# EXERCISE PROMPT
Wherever a line below holds the word "this", copy that line.

* * * * *

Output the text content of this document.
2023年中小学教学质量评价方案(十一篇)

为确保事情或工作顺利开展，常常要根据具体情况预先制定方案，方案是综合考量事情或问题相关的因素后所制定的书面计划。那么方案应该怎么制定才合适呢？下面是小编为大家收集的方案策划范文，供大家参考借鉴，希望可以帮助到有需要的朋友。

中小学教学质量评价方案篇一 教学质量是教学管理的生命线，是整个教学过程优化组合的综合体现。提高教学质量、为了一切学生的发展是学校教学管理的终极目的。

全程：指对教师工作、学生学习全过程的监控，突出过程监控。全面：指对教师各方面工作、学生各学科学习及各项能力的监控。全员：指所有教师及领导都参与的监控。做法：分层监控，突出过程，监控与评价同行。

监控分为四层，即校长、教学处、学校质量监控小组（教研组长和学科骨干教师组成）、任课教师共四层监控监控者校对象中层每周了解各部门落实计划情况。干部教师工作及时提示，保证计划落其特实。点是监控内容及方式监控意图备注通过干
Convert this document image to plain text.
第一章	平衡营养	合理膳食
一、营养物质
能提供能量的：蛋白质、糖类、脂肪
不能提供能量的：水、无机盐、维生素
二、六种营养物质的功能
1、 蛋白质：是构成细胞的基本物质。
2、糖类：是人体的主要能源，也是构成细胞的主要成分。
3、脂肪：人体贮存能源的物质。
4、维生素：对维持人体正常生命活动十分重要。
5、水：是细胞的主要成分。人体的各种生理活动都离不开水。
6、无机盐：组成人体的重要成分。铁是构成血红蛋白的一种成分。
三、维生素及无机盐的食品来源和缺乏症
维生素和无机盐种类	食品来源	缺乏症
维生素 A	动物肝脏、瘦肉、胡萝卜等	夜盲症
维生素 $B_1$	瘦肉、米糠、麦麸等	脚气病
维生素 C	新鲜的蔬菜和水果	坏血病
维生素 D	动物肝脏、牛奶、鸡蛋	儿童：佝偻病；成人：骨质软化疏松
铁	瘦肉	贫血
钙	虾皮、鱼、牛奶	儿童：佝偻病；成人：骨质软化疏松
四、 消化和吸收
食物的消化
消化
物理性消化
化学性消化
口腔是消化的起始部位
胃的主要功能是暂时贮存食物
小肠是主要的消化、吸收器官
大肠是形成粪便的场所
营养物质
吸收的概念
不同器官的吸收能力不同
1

* * * * *

# REPLY TO THE EXERCISE
Output the text content of this document.
Convert this document image to plain text.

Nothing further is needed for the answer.